* **GIVEN EXERCISE**: Report how many lines of the entries below contain the word "Pouze", and nothing more.

Entries from a dataset:

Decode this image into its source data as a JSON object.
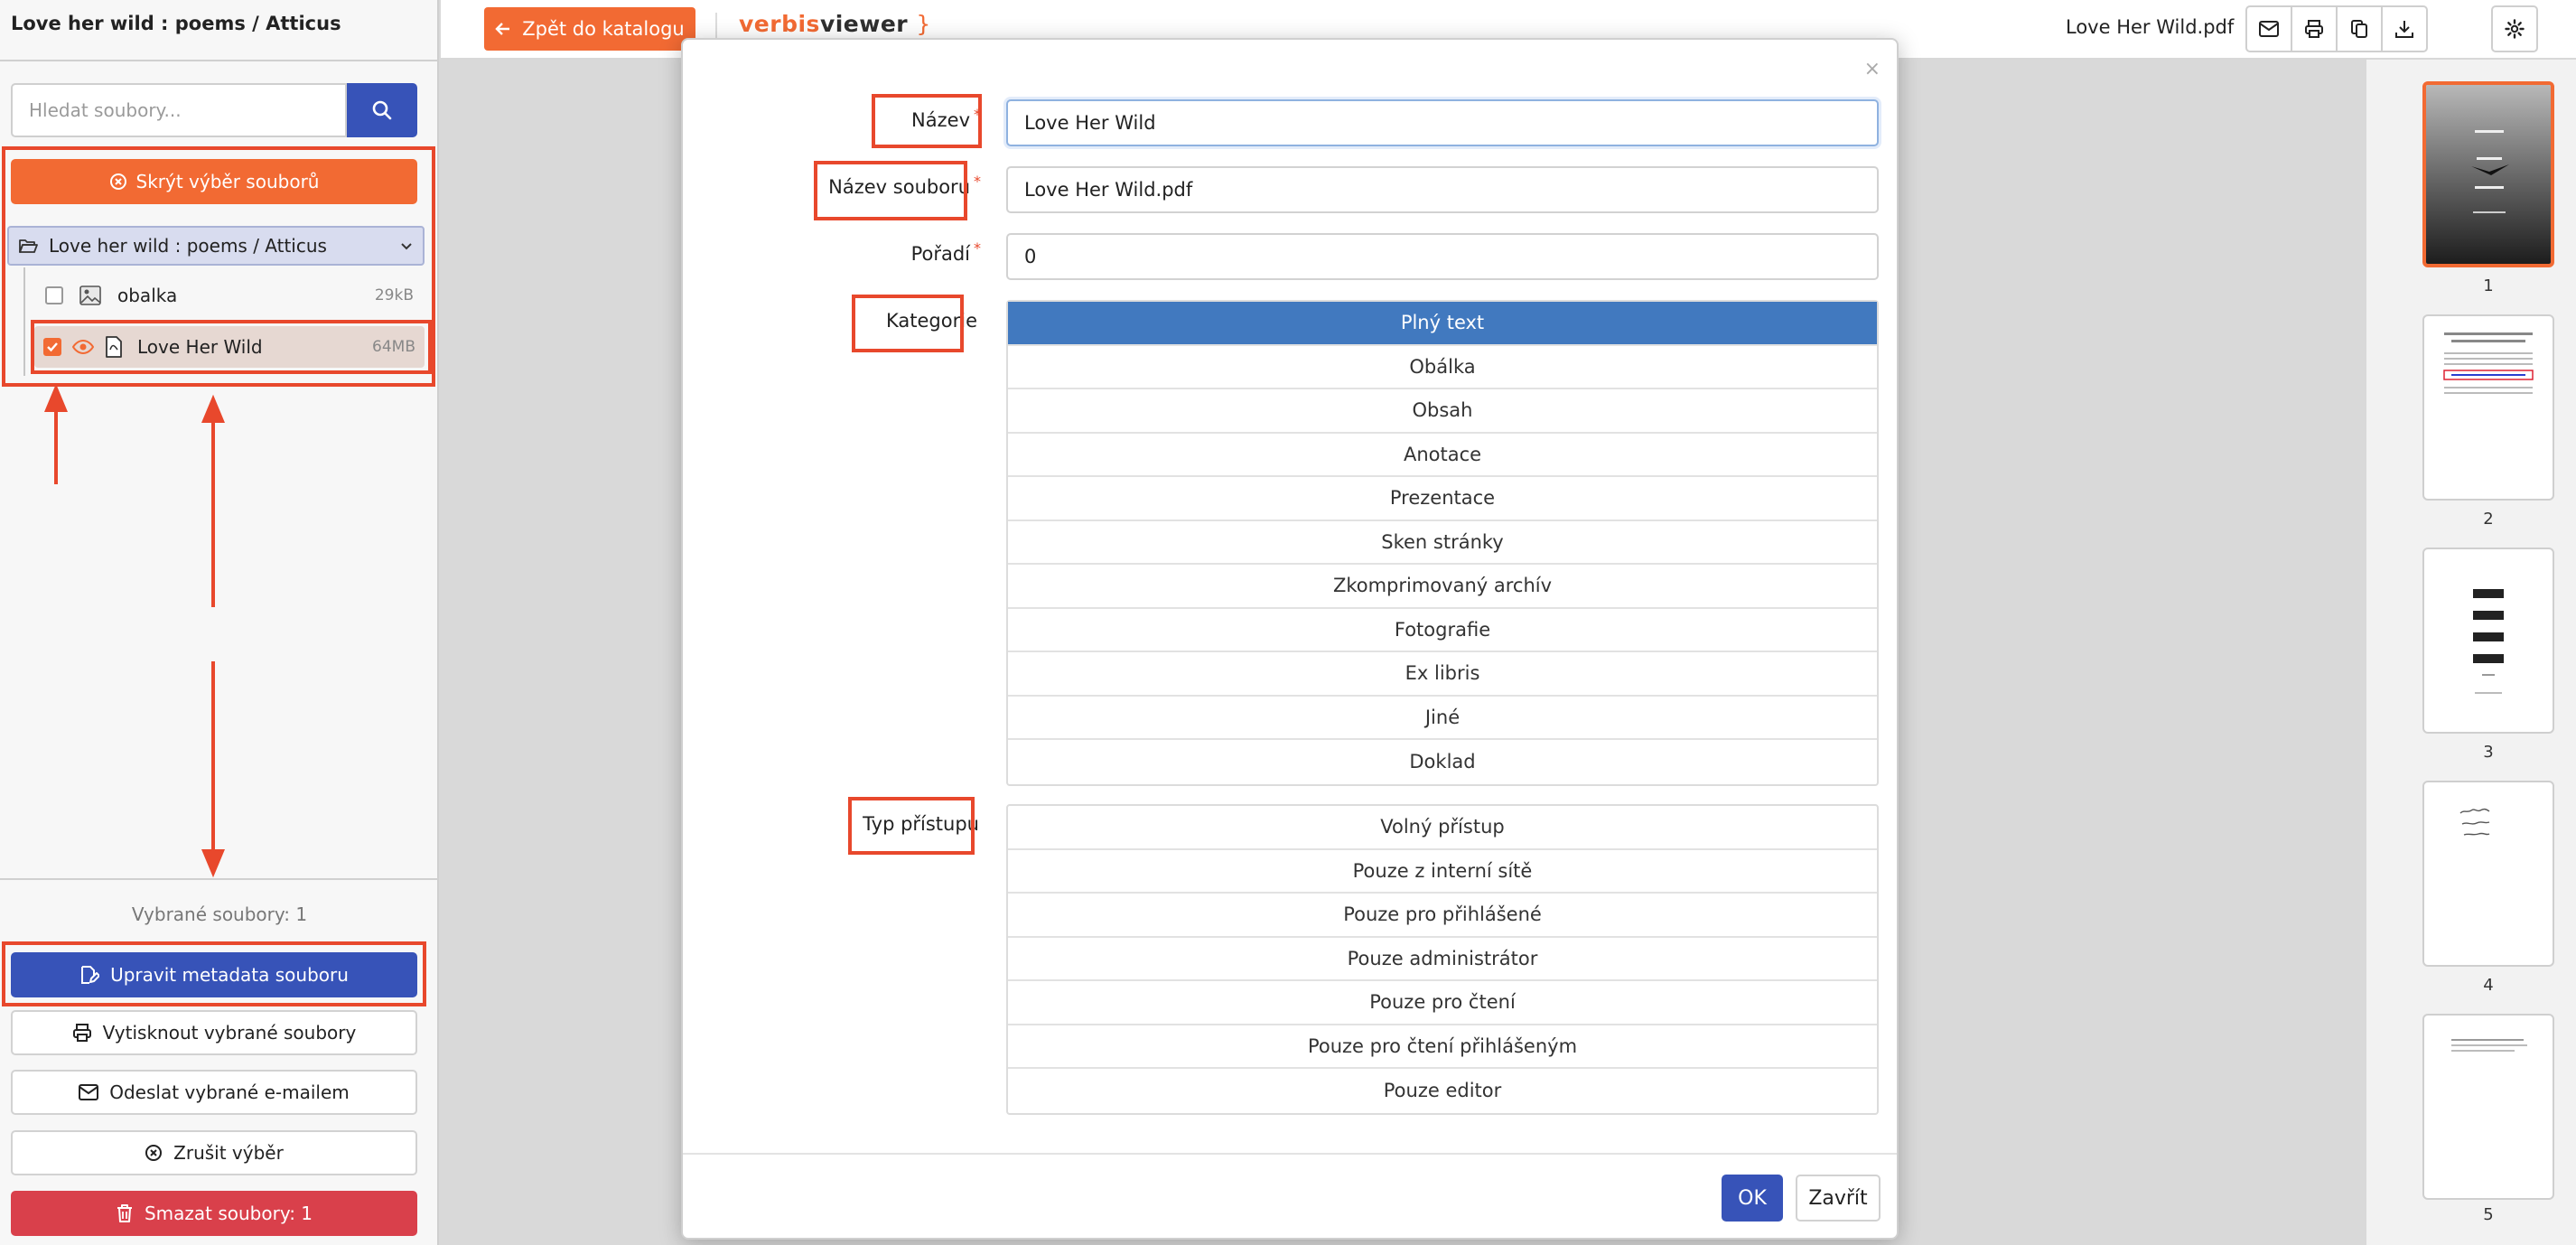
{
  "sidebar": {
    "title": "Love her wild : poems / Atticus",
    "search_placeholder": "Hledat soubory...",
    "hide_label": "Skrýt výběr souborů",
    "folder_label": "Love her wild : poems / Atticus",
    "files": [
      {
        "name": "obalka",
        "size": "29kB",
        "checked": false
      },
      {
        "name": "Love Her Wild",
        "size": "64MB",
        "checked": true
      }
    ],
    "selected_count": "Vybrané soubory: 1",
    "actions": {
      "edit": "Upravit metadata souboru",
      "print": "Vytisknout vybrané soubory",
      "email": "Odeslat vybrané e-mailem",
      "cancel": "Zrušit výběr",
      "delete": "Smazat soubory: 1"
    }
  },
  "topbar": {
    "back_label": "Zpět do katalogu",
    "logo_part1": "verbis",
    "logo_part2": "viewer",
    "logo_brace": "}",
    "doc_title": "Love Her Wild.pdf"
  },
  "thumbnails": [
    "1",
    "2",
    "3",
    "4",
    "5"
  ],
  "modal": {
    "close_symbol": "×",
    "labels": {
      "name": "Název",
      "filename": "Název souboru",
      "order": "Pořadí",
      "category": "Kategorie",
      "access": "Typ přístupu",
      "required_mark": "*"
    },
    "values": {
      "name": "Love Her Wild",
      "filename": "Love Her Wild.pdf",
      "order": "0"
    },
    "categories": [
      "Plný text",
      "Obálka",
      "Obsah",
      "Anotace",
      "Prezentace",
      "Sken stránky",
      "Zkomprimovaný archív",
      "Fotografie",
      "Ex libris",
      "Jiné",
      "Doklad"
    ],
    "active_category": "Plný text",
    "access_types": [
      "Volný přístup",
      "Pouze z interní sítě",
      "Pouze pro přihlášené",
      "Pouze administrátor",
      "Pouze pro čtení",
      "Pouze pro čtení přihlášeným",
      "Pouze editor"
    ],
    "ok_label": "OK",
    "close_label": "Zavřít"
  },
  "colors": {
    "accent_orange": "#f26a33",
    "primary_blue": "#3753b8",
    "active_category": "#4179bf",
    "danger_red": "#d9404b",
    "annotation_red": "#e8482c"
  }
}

* **RIGHT ANSWER**: 6